REQUEST> Gather all lines with the word "Negra" in them.

--- Start of SUPPLIED DATA ---

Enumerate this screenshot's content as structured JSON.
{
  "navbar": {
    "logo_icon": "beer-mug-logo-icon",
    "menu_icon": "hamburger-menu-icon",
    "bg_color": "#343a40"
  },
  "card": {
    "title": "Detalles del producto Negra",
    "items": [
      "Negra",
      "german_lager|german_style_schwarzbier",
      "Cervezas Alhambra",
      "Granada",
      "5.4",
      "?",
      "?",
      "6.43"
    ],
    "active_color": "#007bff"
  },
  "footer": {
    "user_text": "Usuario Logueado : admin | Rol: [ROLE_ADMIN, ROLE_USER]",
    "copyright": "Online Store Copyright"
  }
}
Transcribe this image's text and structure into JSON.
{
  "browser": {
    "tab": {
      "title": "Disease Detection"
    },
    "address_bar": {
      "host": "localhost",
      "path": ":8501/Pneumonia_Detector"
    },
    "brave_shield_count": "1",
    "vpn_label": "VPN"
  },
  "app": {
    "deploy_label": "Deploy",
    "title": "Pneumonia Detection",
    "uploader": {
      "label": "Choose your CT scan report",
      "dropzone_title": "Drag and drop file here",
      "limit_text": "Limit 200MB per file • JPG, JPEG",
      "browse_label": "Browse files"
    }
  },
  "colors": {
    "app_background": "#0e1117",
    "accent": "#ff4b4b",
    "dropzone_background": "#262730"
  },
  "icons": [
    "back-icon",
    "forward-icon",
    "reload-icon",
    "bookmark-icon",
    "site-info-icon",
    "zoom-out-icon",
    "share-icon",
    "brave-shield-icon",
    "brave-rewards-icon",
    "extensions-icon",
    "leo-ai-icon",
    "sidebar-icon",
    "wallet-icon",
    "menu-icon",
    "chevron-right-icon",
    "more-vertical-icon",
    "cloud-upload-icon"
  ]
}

--- End of SUPPLIED DATA ---

SOLUTION FOR THIS TASK>
    "title": "Detalles del producto Negra",
      "Negra",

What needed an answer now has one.